**INFORMATION PROVIDED:**

▬▬▬▬▬▬▬▬▬▬

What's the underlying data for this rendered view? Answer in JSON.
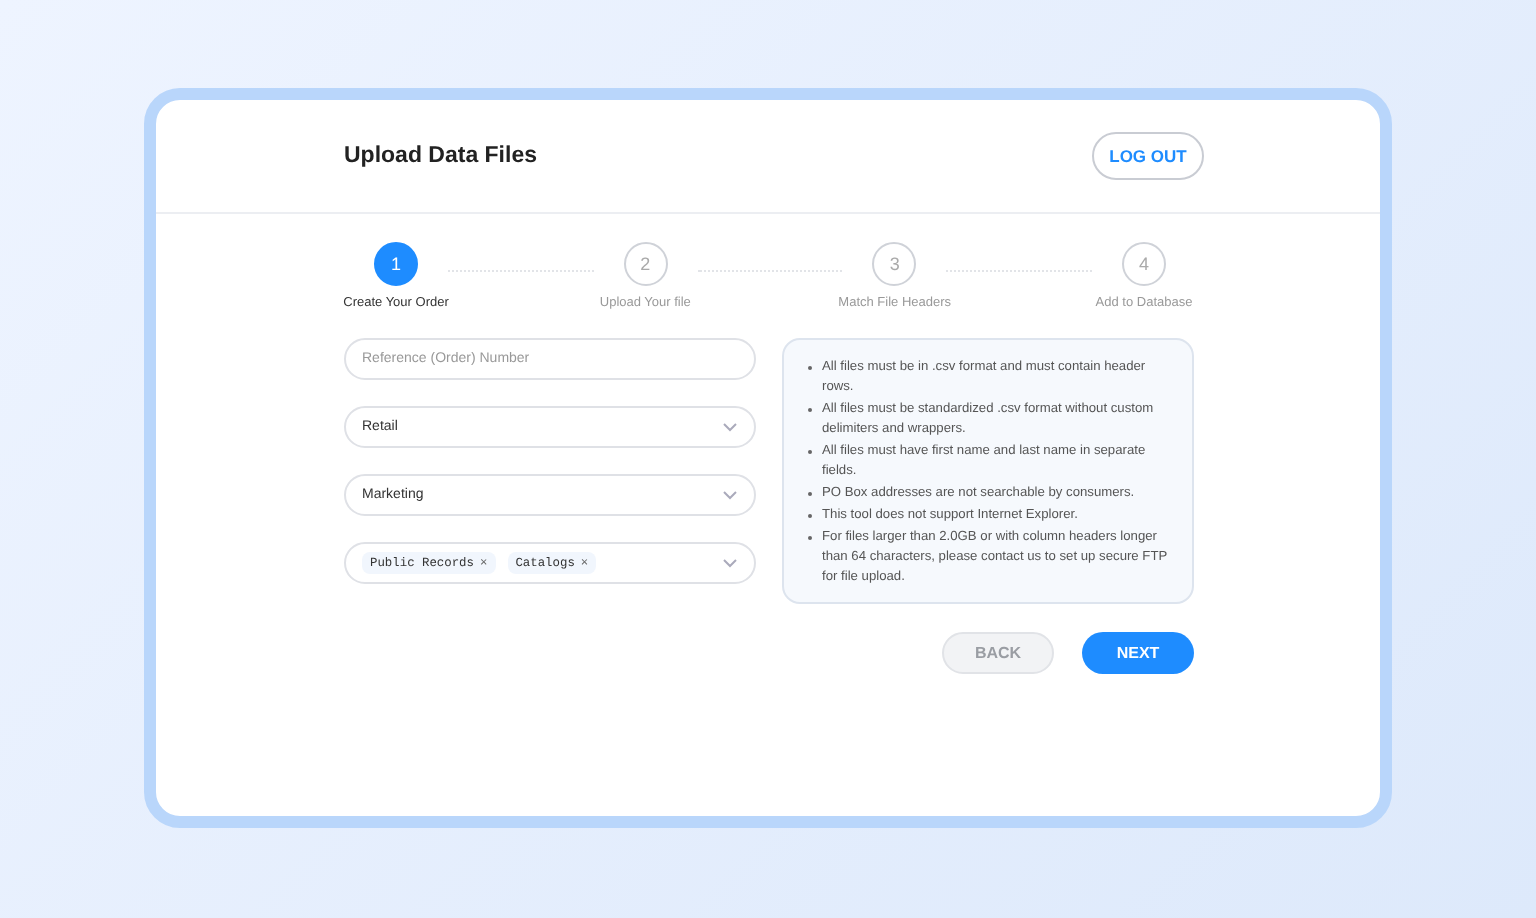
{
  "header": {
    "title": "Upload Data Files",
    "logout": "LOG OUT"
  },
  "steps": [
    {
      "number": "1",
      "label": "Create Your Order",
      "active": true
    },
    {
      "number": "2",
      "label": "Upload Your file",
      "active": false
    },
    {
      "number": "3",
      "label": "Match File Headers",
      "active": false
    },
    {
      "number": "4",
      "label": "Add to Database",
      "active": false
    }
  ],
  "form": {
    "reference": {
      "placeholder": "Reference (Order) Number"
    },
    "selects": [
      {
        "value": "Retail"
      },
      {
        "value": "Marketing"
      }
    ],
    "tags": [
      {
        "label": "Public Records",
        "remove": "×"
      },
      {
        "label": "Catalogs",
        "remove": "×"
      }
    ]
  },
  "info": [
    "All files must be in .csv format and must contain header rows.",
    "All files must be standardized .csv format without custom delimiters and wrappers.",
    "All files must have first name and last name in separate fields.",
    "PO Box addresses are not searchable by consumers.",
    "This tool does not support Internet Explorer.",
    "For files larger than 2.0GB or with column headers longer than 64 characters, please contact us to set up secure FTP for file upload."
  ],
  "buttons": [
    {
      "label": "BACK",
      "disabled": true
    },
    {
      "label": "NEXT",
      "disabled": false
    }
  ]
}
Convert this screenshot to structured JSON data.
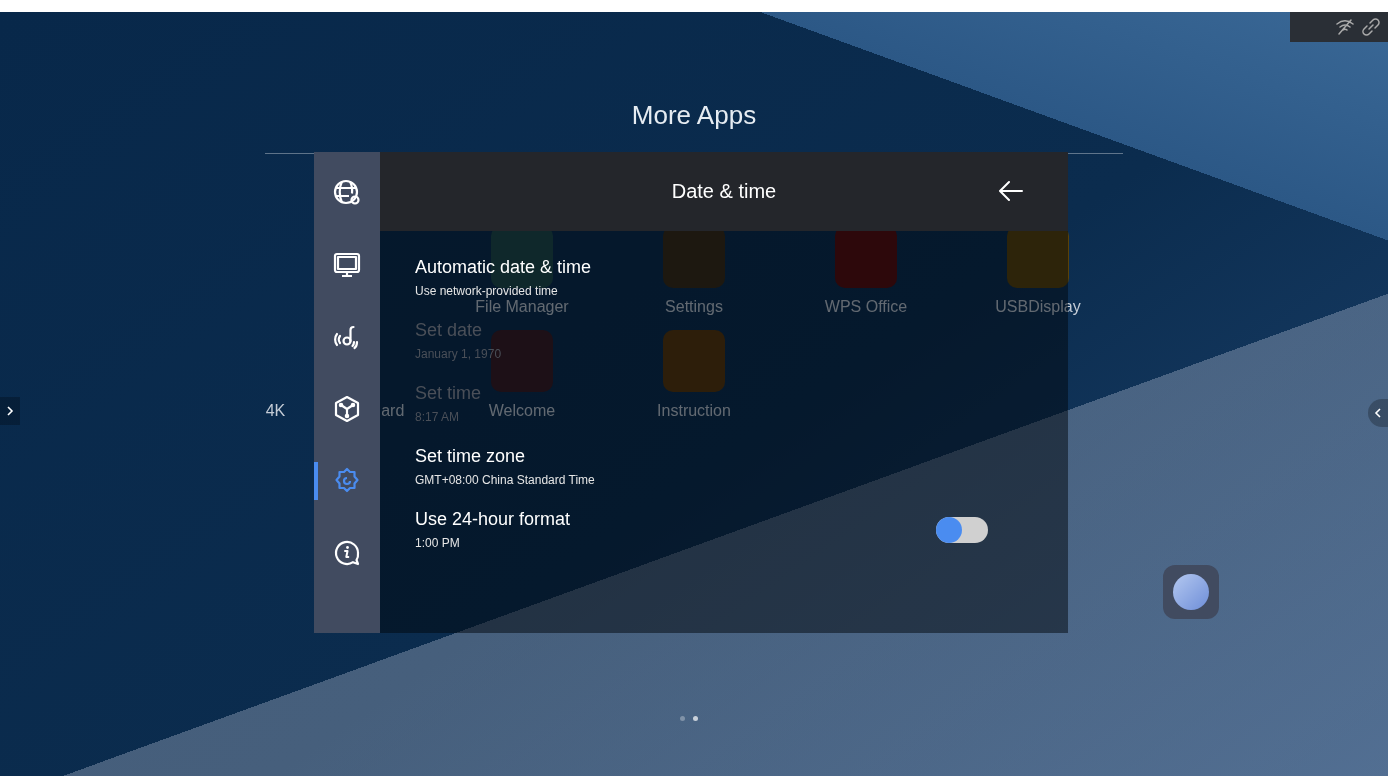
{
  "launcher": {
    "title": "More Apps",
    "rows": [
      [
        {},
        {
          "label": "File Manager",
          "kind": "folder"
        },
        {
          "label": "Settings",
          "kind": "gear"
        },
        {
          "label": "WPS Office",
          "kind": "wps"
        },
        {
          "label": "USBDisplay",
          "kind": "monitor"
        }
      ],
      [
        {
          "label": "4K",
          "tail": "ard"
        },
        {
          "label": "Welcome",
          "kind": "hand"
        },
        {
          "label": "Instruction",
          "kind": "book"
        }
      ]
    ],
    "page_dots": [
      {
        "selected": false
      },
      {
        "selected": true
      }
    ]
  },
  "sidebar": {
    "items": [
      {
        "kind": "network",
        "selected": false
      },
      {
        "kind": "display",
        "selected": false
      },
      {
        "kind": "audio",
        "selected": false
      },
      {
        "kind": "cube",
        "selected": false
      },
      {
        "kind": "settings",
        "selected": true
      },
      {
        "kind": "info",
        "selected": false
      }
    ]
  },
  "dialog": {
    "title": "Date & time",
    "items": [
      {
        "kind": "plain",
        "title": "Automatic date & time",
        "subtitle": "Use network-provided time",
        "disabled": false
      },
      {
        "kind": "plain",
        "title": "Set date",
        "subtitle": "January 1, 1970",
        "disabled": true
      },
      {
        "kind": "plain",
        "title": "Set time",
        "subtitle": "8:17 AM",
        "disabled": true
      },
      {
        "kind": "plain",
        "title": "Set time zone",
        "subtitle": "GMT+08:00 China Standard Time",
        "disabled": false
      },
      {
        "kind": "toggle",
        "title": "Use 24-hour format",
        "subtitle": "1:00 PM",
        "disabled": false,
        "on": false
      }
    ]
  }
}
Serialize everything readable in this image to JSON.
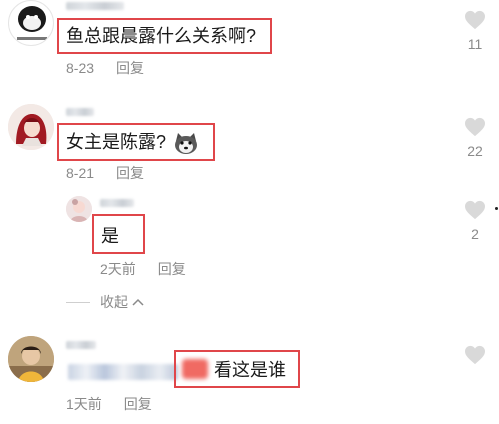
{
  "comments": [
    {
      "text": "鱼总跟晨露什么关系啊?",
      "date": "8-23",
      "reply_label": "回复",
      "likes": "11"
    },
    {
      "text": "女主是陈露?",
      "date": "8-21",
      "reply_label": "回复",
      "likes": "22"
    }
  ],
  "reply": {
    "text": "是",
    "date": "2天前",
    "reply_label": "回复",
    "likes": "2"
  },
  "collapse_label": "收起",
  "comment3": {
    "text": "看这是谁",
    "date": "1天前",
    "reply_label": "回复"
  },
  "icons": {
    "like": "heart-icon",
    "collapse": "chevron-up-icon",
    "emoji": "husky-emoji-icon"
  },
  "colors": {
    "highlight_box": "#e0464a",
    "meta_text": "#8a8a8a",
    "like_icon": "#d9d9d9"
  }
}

▬▬▬▬▬▬▬▬▬▬

**WHAT YOU SHOULD DO:** Report back each line of the entries that holds the string "rows".

**THE ANSWER:**
    "All files must be in .csv format and must contain header rows.",
    "rows": [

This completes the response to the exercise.